> _REQUEST_
Find every line in the entries below that contains the string "display" and copy each of those lines.

> _DATA SECTION_
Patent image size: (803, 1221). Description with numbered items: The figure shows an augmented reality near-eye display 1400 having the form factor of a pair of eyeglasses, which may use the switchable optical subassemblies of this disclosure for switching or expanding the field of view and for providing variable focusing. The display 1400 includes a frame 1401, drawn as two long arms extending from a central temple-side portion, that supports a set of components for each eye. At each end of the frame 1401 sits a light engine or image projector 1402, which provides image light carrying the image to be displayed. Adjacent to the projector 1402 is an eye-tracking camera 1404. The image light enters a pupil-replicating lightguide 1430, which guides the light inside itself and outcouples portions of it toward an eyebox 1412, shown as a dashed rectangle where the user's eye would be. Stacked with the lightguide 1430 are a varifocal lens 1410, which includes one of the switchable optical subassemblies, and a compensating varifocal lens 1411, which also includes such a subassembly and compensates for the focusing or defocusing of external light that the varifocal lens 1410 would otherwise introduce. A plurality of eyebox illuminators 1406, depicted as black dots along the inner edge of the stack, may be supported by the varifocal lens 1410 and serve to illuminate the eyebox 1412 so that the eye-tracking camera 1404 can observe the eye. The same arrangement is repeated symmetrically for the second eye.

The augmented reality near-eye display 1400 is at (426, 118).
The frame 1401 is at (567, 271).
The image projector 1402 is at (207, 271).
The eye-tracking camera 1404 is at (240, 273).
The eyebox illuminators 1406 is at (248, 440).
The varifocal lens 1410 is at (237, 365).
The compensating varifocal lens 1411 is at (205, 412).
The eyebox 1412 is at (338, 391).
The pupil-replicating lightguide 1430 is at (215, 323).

> _FINISHED ANSWER_
Patent image size: (803, 1221). Description with numbered items: The figure shows an augmented reality near-eye display 1400 having the form factor of a pair of eyeglasses, which may use the switchable optical subassemblies of this disclosure for switching or expanding the field of view and for providing variable focusing. The display 1400 includes a frame 1401, drawn as two long arms extending from a central temple-side portion, that supports a set of components for each eye. At each end of the frame 1401 sits a light engine or image projector 1402, which provides image light carrying the image to be displayed. Adjacent to the projector 1402 is an eye-tracking camera 1404. The image light enters a pupil-replicating lightguide 1430, which guides the light inside itself and outcouples portions of it toward an eyebox 1412, shown as a dashed rectangle where the user's eye would be. Stacked with the lightguide 1430 are a varifocal lens 1410, which includes one of the switchable optical subassemblies, and a compensating varifocal lens 1411, which also includes such a subassembly and compensates for the focusing or defocusing of external light that the varifocal lens 1410 would otherwise introduce. A plurality of eyebox illuminators 1406, depicted as black dots along the inner edge of the stack, may be supported by the varifocal lens 1410 and serve to illuminate the eyebox 1412 so that the eye-tracking camera 1404 can observe the eye. The same arrangement is repeated symmetrically for the second eye.
The augmented reality near-eye display 1400 is at (426, 118).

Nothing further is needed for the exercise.